[Start]

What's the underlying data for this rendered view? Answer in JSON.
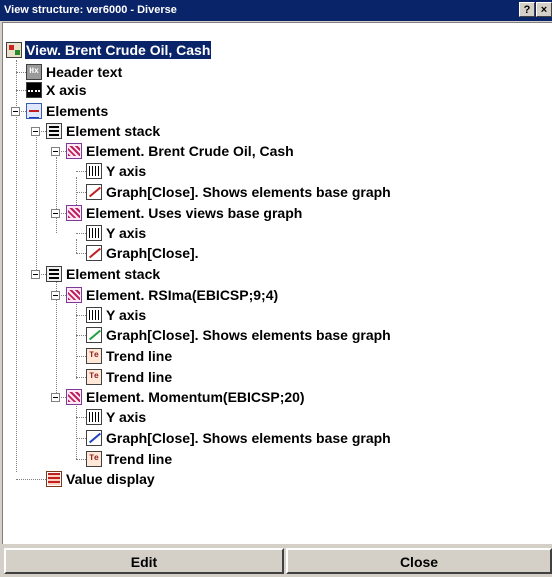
{
  "window": {
    "title": "View structure: ver6000 - Diverse",
    "help_label": "?",
    "close_label": "×"
  },
  "tree": {
    "root": {
      "label": "View. Brent Crude Oil, Cash",
      "icon": "view-icon",
      "selected": true
    },
    "header_text": {
      "label": "Header text",
      "icon_text": "Hx"
    },
    "x_axis": {
      "label": "X axis"
    },
    "elements": {
      "label": "Elements"
    },
    "stack1": {
      "label": "Element stack",
      "element1": {
        "label": "Element. Brent Crude Oil, Cash",
        "y_axis": "Y axis",
        "graph": "Graph[Close]. Shows elements base graph"
      },
      "element2": {
        "label": "Element. Uses views base graph",
        "y_axis": "Y axis",
        "graph": "Graph[Close]."
      }
    },
    "stack2": {
      "label": "Element stack",
      "element1": {
        "label": "Element. RSIma(EBICSP;9;4)",
        "y_axis": "Y axis",
        "graph": "Graph[Close]. Shows elements base graph",
        "trend1": "Trend line",
        "trend2": "Trend line"
      },
      "element2": {
        "label": "Element. Momentum(EBICSP;20)",
        "y_axis": "Y axis",
        "graph": "Graph[Close]. Shows elements base graph",
        "trend1": "Trend line"
      }
    },
    "value_display": {
      "label": "Value display"
    },
    "trend_icon_text": "Te"
  },
  "footer": {
    "edit_label": "Edit",
    "close_label": "Close"
  }
}
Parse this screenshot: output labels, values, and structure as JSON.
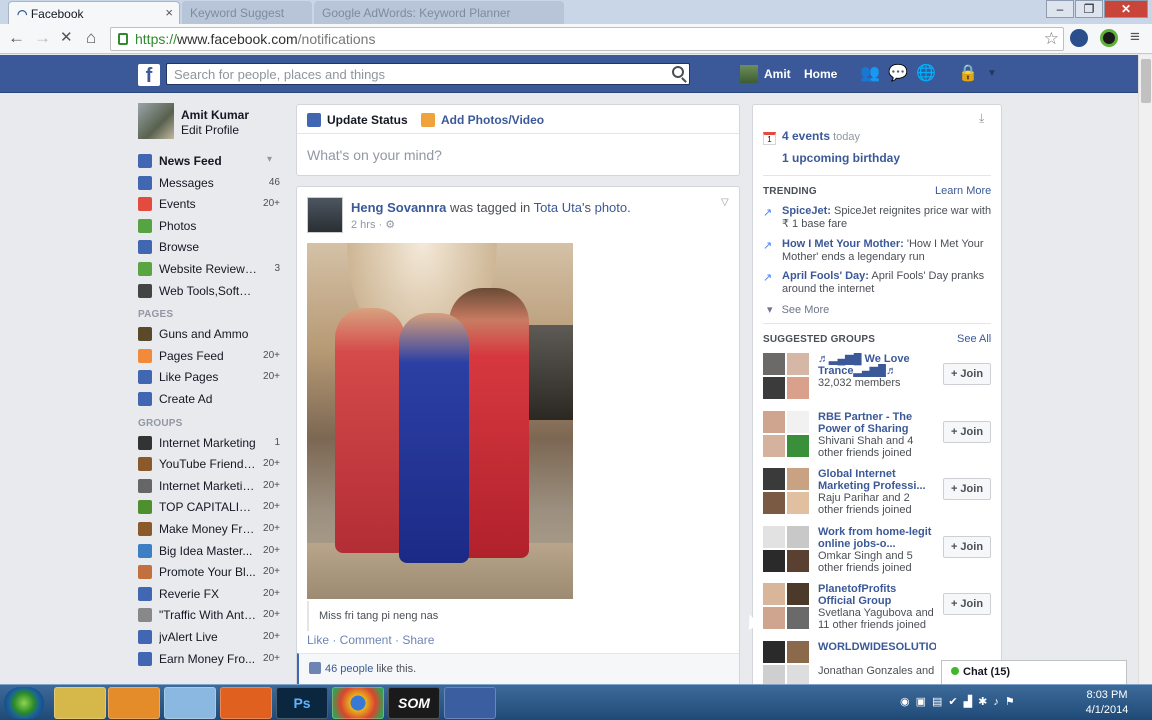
{
  "browser": {
    "tabs": [
      {
        "title": "Facebook"
      },
      {
        "title": "Keyword Suggest"
      },
      {
        "title": "Google AdWords: Keyword Planner"
      }
    ],
    "url_scheme": "https://",
    "url_host": "www.facebook.com",
    "url_path": "/notifications"
  },
  "fb": {
    "logo": "f",
    "search_placeholder": "Search for people, places and things",
    "user": "Amit",
    "home": "Home"
  },
  "left": {
    "profile_name": "Amit Kumar",
    "edit_profile": "Edit Profile",
    "favorites": [
      {
        "label": "News Feed",
        "count": "",
        "icon": "news-feed-icon",
        "color": "#4267b2"
      },
      {
        "label": "Messages",
        "count": "46",
        "icon": "messages-icon",
        "color": "#4267b2"
      },
      {
        "label": "Events",
        "count": "20+",
        "icon": "calendar-icon",
        "color": "#e34b3e"
      },
      {
        "label": "Photos",
        "count": "",
        "icon": "photos-icon",
        "color": "#56a344"
      },
      {
        "label": "Browse",
        "count": "",
        "icon": "browse-icon",
        "color": "#4267b2"
      },
      {
        "label": "Website Reviews,S...",
        "count": "3",
        "icon": "leaf-icon",
        "color": "#5aa541"
      },
      {
        "label": "Web Tools,Software ...",
        "count": "",
        "icon": "tools-icon",
        "color": "#444444"
      }
    ],
    "pages_header": "PAGES",
    "pages": [
      {
        "label": "Guns and Ammo",
        "count": "",
        "icon": "guns-icon",
        "color": "#5a4a2a"
      },
      {
        "label": "Pages Feed",
        "count": "20+",
        "icon": "flag-icon",
        "color": "#f28a3c"
      },
      {
        "label": "Like Pages",
        "count": "20+",
        "icon": "like-icon",
        "color": "#4267b2"
      },
      {
        "label": "Create Ad",
        "count": "",
        "icon": "ad-icon",
        "color": "#4267b2"
      }
    ],
    "groups_header": "GROUPS",
    "groups": [
      {
        "label": "Internet Marketing",
        "count": "1",
        "icon": "group-icon",
        "color": "#333333"
      },
      {
        "label": "YouTube Friends...",
        "count": "20+",
        "icon": "group-icon",
        "color": "#8a5a2b"
      },
      {
        "label": "Internet Marketin...",
        "count": "20+",
        "icon": "group-icon",
        "color": "#666666"
      },
      {
        "label": "TOP CAPITALIST...",
        "count": "20+",
        "icon": "group-icon",
        "color": "#4e8f2e"
      },
      {
        "label": "Make Money Fro...",
        "count": "20+",
        "icon": "group-icon",
        "color": "#8a5a2b"
      },
      {
        "label": "Big Idea Master...",
        "count": "20+",
        "icon": "group-icon",
        "color": "#3d7fc2"
      },
      {
        "label": "Promote Your Bl...",
        "count": "20+",
        "icon": "group-icon",
        "color": "#c2703d"
      },
      {
        "label": "Reverie FX",
        "count": "20+",
        "icon": "group-icon",
        "color": "#4267b2"
      },
      {
        "label": "\"Traffic With Anth...",
        "count": "20+",
        "icon": "group-icon",
        "color": "#888888"
      },
      {
        "label": "jvAlert Live",
        "count": "20+",
        "icon": "group-icon",
        "color": "#4267b2"
      },
      {
        "label": "Earn Money Fro...",
        "count": "20+",
        "icon": "group-icon",
        "color": "#4267b2"
      }
    ]
  },
  "composer": {
    "update_status": "Update Status",
    "add_photos": "Add Photos/Video",
    "placeholder": "What's on your mind?"
  },
  "post": {
    "author": "Heng Sovannra",
    "verb": " was tagged in ",
    "tagged": "Tota Uta",
    "suffix": "'s ",
    "photo_link": "photo",
    "period": ".",
    "time": "2 hrs · ",
    "caption": "Miss fri tang pi neng nas",
    "actions": "Like · Comment · Share",
    "likes_count": "46 people",
    "likes_suffix": " like this."
  },
  "right": {
    "events_count": "4 events",
    "events_suffix": " today",
    "birthday": "1 upcoming birthday",
    "trending_header": "TRENDING",
    "learn_more": "Learn More",
    "trends": [
      {
        "topic": "SpiceJet:",
        "text": " SpiceJet reignites price war with ₹ 1 base fare"
      },
      {
        "topic": "How I Met Your Mother:",
        "text": " 'How I Met Your Mother' ends a legendary run"
      },
      {
        "topic": "April Fools' Day:",
        "text": " April Fools' Day pranks around the internet"
      }
    ],
    "see_more": "See More",
    "groups_header": "SUGGESTED GROUPS",
    "see_all": "See All",
    "join": "+ Join",
    "suggested": [
      {
        "name": "♬▂▄▆█ We Love Trance▂▄▆█♬",
        "sub": "32,032 members"
      },
      {
        "name": "RBE Partner - The Power of Sharing",
        "sub": "Shivani Shah and 4 other friends joined"
      },
      {
        "name": "Global Internet Marketing Professi...",
        "sub": "Raju Parihar and 2 other friends joined"
      },
      {
        "name": "Work from home-legit online jobs-o...",
        "sub": "Omkar Singh and 5 other friends joined"
      },
      {
        "name": "PlanetofProfits Official Group",
        "sub": "Svetlana Yagubova and 11 other friends joined"
      },
      {
        "name": "WORLDWIDESOLUTIONM",
        "sub": "Jonathan Gonzales and"
      }
    ]
  },
  "chat": {
    "label": "Chat (15)"
  },
  "taskbar": {
    "apps": [
      "",
      "",
      "",
      "",
      "Ps",
      "",
      "SOM",
      ""
    ],
    "time": "8:03 PM",
    "date": "4/1/2014"
  }
}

[End]

Reproduce every entry word for word, but omit the pictures.

What's the underlying data for this rendered view? Answer in JSON.
{
  "window": {
    "title": "View structure: ver6000 - Diverse",
    "help_label": "?",
    "close_label": "×"
  },
  "tree": {
    "root": {
      "label": "View. Brent Crude Oil, Cash",
      "icon": "view-icon",
      "selected": true
    },
    "header_text": {
      "label": "Header text",
      "icon_text": "Hx"
    },
    "x_axis": {
      "label": "X axis"
    },
    "elements": {
      "label": "Elements"
    },
    "stack1": {
      "label": "Element stack",
      "element1": {
        "label": "Element. Brent Crude Oil, Cash",
        "y_axis": "Y axis",
        "graph": "Graph[Close]. Shows elements base graph"
      },
      "element2": {
        "label": "Element. Uses views base graph",
        "y_axis": "Y axis",
        "graph": "Graph[Close]."
      }
    },
    "stack2": {
      "label": "Element stack",
      "element1": {
        "label": "Element. RSIma(EBICSP;9;4)",
        "y_axis": "Y axis",
        "graph": "Graph[Close]. Shows elements base graph",
        "trend1": "Trend line",
        "trend2": "Trend line"
      },
      "element2": {
        "label": "Element. Momentum(EBICSP;20)",
        "y_axis": "Y axis",
        "graph": "Graph[Close]. Shows elements base graph",
        "trend1": "Trend line"
      }
    },
    "value_display": {
      "label": "Value display"
    },
    "trend_icon_text": "Te"
  },
  "footer": {
    "edit_label": "Edit",
    "close_label": "Close"
  }
}
Parse this screenshot: output labels, values, and structure as JSON.
{
  "browser": {
    "tabs": [
      {
        "title": "Facebook"
      },
      {
        "title": "Keyword Suggest"
      },
      {
        "title": "Google AdWords: Keyword Planner"
      }
    ],
    "url_scheme": "https://",
    "url_host": "www.facebook.com",
    "url_path": "/notifications"
  },
  "fb": {
    "logo": "f",
    "search_placeholder": "Search for people, places and things",
    "user": "Amit",
    "home": "Home"
  },
  "left": {
    "profile_name": "Amit Kumar",
    "edit_profile": "Edit Profile",
    "favorites": [
      {
        "label": "News Feed",
        "count": "",
        "icon": "news-feed-icon",
        "color": "#4267b2"
      },
      {
        "label": "Messages",
        "count": "46",
        "icon": "messages-icon",
        "color": "#4267b2"
      },
      {
        "label": "Events",
        "count": "20+",
        "icon": "calendar-icon",
        "color": "#e34b3e"
      },
      {
        "label": "Photos",
        "count": "",
        "icon": "photos-icon",
        "color": "#56a344"
      },
      {
        "label": "Browse",
        "count": "",
        "icon": "browse-icon",
        "color": "#4267b2"
      },
      {
        "label": "Website Reviews,S...",
        "count": "3",
        "icon": "leaf-icon",
        "color": "#5aa541"
      },
      {
        "label": "Web Tools,Software ...",
        "count": "",
        "icon": "tools-icon",
        "color": "#444444"
      }
    ],
    "pages_header": "PAGES",
    "pages": [
      {
        "label": "Guns and Ammo",
        "count": "",
        "icon": "guns-icon",
        "color": "#5a4a2a"
      },
      {
        "label": "Pages Feed",
        "count": "20+",
        "icon": "flag-icon",
        "color": "#f28a3c"
      },
      {
        "label": "Like Pages",
        "count": "20+",
        "icon": "like-icon",
        "color": "#4267b2"
      },
      {
        "label": "Create Ad",
        "count": "",
        "icon": "ad-icon",
        "color": "#4267b2"
      }
    ],
    "groups_header": "GROUPS",
    "groups": [
      {
        "label": "Internet Marketing",
        "count": "1",
        "icon": "group-icon",
        "color": "#333333"
      },
      {
        "label": "YouTube Friends...",
        "count": "20+",
        "icon": "group-icon",
        "color": "#8a5a2b"
      },
      {
        "label": "Internet Marketin...",
        "count": "20+",
        "icon": "group-icon",
        "color": "#666666"
      },
      {
        "label": "TOP CAPITALIST...",
        "count": "20+",
        "icon": "group-icon",
        "color": "#4e8f2e"
      },
      {
        "label": "Make Money Fro...",
        "count": "20+",
        "icon": "group-icon",
        "color": "#8a5a2b"
      },
      {
        "label": "Big Idea Master...",
        "count": "20+",
        "icon": "group-icon",
        "color": "#3d7fc2"
      },
      {
        "label": "Promote Your Bl...",
        "count": "20+",
        "icon": "group-icon",
        "color": "#c2703d"
      },
      {
        "label": "Reverie FX",
        "count": "20+",
        "icon": "group-icon",
        "color": "#4267b2"
      },
      {
        "label": "\"Traffic With Anth...",
        "count": "20+",
        "icon": "group-icon",
        "color": "#888888"
      },
      {
        "label": "jvAlert Live",
        "count": "20+",
        "icon": "group-icon",
        "color": "#4267b2"
      },
      {
        "label": "Earn Money Fro...",
        "count": "20+",
        "icon": "group-icon",
        "color": "#4267b2"
      }
    ]
  },
  "composer": {
    "update_status": "Update Status",
    "add_photos": "Add Photos/Video",
    "placeholder": "What's on your mind?"
  },
  "post": {
    "author": "Heng Sovannra",
    "verb": " was tagged in ",
    "tagged": "Tota Uta",
    "suffix": "'s ",
    "photo_link": "photo",
    "period": ".",
    "time": "2 hrs · ",
    "caption": "Miss fri tang pi neng nas",
    "actions": "Like · Comment · Share",
    "likes_count": "46 people",
    "likes_suffix": " like this."
  },
  "right": {
    "events_count": "4 events",
    "events_suffix": " today",
    "birthday": "1 upcoming birthday",
    "trending_header": "TRENDING",
    "learn_more": "Learn More",
    "trends": [
      {
        "topic": "SpiceJet:",
        "text": " SpiceJet reignites price war with ₹ 1 base fare"
      },
      {
        "topic": "How I Met Your Mother:",
        "text": " 'How I Met Your Mother' ends a legendary run"
      },
      {
        "topic": "April Fools' Day:",
        "text": " April Fools' Day pranks around the internet"
      }
    ],
    "see_more": "See More",
    "groups_header": "SUGGESTED GROUPS",
    "see_all": "See All",
    "join": "+ Join",
    "suggested": [
      {
        "name": "♬▂▄▆█ We Love Trance▂▄▆█♬",
        "sub": "32,032 members"
      },
      {
        "name": "RBE Partner - The Power of Sharing",
        "sub": "Shivani Shah and 4 other friends joined"
      },
      {
        "name": "Global Internet Marketing Professi...",
        "sub": "Raju Parihar and 2 other friends joined"
      },
      {
        "name": "Work from home-legit online jobs-o...",
        "sub": "Omkar Singh and 5 other friends joined"
      },
      {
        "name": "PlanetofProfits Official Group",
        "sub": "Svetlana Yagubova and 11 other friends joined"
      },
      {
        "name": "WORLDWIDESOLUTIONM",
        "sub": "Jonathan Gonzales and"
      }
    ]
  },
  "chat": {
    "label": "Chat (15)"
  },
  "taskbar": {
    "apps": [
      "",
      "",
      "",
      "",
      "Ps",
      "",
      "SOM",
      ""
    ],
    "time": "8:03 PM",
    "date": "4/1/2014"
  }
}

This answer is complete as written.